§ PETUNJUK LATIHAN:
1. Tentukan apakah pernyataan (a), (b), dan (c) sesuai dengan kutipan tentang ilmu ladunni. Jawab ya atau tidak, lalu sertakan kata-kata penentu dari kutipan itu secara persis.
(a) Ibn al-Qayyin al-Jauziyah menamai ilmu yang diraih kaum sufi ilm laduniyun.
(b) Ilmu ladunni hanya bersumber dari sisi Allah.
(c) Ilmu ladunni merupakan buah dari ibadah.
2. Salin tanpa perubahan bagian kutipan tentang ilmu ladunni dari "Ibn  al-Qayyin al-Jauziyah" sampai "dari Allah Swt(Ja’far,2016,43).".

§ KUTIPAN DOKUMEN:
───
Ibn  al-Qayyin al-Jauziyah menyebut ilmu yang diraih kaum sufi sebagai ilm laduniyun, yakni ilmu yang diisyaratkan ilmu yang diperoleh seorang hamba tanpa menggunakan sarana, tetapi berdasarkan ilham dari Allah, dan diperkenalkan Allah kepada hamba-Nya. Ilmu ladunni merupakan buah dari ibadah, serta kepatuhan dan kebersamaan dengan Allah, dan dicari dari keputusan kepada Rasul-Nya. Ilmu ladunni terdiri atas dua macam : dari sisi Allah dan dari sisi setan. Suhrawardi dan Mulla Shadra menyebut bahwa ilmu ladunni sebagai ilm al-hushul, sebagai lawan dari ilm al-hushul harus diusahakan oleh manusia, sedangkan ilm al-hushul diraih tanpa usaha dan merupakan pemberian langsung dari Allah Swt(Ja’far,2016,43).
───
§ DATA TERCATAT:
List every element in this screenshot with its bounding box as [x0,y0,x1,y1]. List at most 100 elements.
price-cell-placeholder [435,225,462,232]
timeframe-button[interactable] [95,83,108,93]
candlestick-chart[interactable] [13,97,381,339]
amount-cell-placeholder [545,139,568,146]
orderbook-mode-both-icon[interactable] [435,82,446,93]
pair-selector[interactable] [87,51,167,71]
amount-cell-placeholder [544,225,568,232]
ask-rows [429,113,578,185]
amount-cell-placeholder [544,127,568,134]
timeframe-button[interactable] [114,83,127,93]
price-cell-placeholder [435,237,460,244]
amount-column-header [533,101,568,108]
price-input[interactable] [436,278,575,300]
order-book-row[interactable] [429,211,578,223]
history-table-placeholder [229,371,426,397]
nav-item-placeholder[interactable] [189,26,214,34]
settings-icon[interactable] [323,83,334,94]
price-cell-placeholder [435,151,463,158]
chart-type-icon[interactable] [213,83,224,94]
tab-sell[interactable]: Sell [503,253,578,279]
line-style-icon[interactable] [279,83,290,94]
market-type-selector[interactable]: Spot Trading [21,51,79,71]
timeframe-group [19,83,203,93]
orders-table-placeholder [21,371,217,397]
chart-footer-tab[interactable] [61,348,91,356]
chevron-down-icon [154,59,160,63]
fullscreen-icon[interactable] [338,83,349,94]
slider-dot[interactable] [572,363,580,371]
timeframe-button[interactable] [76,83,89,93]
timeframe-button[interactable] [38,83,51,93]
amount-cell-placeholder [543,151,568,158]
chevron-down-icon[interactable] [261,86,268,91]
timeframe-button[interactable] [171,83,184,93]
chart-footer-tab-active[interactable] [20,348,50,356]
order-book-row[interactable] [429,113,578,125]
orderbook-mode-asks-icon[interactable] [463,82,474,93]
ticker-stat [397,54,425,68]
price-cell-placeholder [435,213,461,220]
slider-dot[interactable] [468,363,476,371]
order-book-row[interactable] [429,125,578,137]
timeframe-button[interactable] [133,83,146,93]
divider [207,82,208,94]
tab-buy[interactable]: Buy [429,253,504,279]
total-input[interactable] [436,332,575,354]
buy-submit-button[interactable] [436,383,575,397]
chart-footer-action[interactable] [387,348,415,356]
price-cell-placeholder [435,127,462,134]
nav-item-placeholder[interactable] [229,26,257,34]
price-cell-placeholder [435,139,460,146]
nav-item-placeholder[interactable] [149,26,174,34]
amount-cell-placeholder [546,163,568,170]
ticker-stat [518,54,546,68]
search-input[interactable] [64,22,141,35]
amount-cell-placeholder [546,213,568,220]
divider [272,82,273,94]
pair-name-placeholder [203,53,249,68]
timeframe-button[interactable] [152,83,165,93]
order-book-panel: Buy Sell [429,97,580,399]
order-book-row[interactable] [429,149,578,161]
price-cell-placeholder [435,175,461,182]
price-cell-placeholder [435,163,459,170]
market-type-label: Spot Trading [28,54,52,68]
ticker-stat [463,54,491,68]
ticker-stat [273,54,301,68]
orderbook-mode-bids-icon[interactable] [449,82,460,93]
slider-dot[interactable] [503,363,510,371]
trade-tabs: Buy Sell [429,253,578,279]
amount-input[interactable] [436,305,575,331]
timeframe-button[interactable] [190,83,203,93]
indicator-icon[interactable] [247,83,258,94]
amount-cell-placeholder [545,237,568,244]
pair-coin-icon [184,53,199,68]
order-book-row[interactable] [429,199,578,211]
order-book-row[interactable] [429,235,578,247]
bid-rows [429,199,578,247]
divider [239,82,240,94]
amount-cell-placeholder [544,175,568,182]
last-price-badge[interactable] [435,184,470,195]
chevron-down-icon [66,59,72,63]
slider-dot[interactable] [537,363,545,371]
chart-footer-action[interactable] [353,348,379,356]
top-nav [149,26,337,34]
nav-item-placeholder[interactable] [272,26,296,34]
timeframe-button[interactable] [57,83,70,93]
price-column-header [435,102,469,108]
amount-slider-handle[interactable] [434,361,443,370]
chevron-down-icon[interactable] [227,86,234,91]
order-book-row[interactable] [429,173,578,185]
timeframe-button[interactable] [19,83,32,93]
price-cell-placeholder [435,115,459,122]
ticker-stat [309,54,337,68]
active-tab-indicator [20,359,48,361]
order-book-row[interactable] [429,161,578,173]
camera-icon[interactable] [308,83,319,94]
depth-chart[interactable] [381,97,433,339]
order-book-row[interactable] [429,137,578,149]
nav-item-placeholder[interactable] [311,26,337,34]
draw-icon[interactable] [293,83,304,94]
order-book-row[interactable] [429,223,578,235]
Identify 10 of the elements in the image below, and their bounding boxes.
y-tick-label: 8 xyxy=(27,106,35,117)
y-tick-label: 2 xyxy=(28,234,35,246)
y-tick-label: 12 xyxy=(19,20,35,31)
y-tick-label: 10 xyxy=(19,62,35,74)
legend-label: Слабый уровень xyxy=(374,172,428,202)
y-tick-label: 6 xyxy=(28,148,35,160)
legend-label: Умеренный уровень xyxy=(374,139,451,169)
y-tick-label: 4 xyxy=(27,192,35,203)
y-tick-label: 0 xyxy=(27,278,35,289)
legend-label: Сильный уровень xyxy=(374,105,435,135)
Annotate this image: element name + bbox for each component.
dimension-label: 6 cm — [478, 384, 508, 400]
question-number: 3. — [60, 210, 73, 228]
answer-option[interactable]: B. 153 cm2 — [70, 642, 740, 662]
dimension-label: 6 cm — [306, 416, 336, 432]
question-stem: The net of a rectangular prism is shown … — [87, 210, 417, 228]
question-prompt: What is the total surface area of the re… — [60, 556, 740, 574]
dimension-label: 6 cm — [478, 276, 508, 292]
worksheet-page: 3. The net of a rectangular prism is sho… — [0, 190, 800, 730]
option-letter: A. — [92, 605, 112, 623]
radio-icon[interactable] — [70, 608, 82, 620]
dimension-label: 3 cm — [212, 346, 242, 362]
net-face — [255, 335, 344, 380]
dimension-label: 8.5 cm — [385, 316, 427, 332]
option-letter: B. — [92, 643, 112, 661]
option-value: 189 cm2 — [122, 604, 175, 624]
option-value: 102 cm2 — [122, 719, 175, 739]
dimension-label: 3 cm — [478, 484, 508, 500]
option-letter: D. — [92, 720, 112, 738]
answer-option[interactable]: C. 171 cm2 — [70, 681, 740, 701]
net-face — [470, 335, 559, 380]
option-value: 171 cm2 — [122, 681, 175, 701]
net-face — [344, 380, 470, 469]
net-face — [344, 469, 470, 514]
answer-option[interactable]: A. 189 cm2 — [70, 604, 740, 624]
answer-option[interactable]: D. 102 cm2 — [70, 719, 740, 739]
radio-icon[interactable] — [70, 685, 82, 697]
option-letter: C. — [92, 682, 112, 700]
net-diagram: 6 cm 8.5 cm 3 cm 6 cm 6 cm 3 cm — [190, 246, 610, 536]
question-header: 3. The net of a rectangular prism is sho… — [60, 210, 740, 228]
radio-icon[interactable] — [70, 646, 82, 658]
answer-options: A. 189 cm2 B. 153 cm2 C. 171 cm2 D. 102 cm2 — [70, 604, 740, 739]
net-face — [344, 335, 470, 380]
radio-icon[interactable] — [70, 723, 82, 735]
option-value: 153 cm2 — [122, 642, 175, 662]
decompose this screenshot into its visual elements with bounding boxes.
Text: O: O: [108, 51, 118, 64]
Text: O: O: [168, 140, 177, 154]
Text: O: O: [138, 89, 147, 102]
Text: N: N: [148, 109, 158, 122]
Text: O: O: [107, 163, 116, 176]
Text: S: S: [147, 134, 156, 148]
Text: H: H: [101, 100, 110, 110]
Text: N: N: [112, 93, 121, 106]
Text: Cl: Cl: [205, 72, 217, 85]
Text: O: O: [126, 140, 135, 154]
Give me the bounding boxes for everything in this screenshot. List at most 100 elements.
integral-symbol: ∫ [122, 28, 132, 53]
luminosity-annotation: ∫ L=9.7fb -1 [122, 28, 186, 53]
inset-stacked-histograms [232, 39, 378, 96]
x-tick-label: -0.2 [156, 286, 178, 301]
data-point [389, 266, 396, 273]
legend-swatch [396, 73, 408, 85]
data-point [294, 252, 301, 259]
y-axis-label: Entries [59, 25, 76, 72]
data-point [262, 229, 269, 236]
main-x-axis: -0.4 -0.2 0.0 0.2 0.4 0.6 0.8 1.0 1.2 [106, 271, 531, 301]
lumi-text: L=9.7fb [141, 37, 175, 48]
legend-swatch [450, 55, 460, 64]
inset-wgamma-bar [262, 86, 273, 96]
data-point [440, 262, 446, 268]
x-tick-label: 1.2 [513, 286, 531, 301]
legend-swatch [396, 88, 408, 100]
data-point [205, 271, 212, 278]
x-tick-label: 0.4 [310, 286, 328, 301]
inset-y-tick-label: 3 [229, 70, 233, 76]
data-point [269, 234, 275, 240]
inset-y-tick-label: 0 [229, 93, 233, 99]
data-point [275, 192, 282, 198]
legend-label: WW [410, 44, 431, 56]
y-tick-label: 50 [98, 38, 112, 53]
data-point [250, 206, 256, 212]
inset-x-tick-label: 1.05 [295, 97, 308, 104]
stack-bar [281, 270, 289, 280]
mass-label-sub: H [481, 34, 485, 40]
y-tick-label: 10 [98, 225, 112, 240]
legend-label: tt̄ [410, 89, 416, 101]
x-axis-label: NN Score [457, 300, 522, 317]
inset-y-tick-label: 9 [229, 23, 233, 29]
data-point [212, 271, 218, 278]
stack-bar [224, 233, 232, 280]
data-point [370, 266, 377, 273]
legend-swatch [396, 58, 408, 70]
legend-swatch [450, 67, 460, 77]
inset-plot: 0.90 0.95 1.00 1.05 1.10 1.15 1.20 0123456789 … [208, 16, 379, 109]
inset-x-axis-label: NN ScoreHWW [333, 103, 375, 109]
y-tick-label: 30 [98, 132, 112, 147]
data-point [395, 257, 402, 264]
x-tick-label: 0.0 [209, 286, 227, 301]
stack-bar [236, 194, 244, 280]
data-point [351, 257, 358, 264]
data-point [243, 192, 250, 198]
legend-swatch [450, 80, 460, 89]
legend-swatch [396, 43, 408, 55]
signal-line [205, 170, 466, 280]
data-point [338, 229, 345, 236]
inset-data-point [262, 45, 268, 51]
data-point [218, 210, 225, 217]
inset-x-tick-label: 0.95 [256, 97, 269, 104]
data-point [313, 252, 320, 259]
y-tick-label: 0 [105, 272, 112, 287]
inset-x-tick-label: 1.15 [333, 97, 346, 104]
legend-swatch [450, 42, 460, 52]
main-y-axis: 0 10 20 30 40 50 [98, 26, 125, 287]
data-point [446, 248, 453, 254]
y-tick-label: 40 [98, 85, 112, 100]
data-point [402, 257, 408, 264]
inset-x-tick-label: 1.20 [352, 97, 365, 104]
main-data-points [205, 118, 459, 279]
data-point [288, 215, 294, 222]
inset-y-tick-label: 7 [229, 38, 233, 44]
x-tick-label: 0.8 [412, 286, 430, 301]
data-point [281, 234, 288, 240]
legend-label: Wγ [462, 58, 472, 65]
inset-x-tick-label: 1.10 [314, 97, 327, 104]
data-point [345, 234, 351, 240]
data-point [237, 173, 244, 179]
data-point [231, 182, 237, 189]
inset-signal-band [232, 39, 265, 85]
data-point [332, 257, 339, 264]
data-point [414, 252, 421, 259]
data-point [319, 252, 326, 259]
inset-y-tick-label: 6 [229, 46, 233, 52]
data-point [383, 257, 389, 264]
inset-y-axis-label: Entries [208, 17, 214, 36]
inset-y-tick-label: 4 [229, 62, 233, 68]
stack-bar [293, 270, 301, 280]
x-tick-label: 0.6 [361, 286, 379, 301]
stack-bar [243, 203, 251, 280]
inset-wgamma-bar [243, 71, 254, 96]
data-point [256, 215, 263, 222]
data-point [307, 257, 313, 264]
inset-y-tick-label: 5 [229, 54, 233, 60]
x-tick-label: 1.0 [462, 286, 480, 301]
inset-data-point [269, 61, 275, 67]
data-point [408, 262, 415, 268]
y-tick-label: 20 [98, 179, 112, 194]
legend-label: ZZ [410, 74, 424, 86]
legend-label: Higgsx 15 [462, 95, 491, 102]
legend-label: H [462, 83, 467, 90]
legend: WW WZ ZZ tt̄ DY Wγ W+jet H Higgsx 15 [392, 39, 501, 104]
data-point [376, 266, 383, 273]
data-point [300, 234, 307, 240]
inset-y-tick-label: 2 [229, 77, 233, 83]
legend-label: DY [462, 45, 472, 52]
───
§ KUNCI JAWABAN:
1.
(a) Ya: "menyebut ilmu yang diraih kaum sufi sebagai ilm laduniyun"
(b) Tidak: "dari sisi Allah dan dari sisi setan"
(c) Ya: "Ilmu ladunni merupakan buah dari ibadah"

2.
Ibn  al-Qayyin al-Jauziyah menyebut ilmu yang diraih kaum sufi sebagai ilm laduniyun, yakni ilmu yang diisyaratkan ilmu yang diperoleh seorang hamba tanpa menggunakan sarana, tetapi berdasarkan ilham dari Allah, dan diperkenalkan Allah kepada hamba-Nya. Ilmu ladunni merupakan buah dari ibadah, serta kepatuhan dan kebersamaan dengan Allah, dan dicari dari keputusan kepada Rasul-Nya. Ilmu ladunni terdiri atas dua macam : dari sisi Allah dan dari sisi setan. Suhrawardi dan Mulla Shadra menyebut bahwa ilmu ladunni sebagai ilm al-hushul, sebagai lawan dari ilm al-hushul harus diusahakan oleh manusia, sedangkan ilm al-hushul diraih tanpa usaha dan merupakan pemberian langsung dari Allah Swt(Ja’far,2016,43).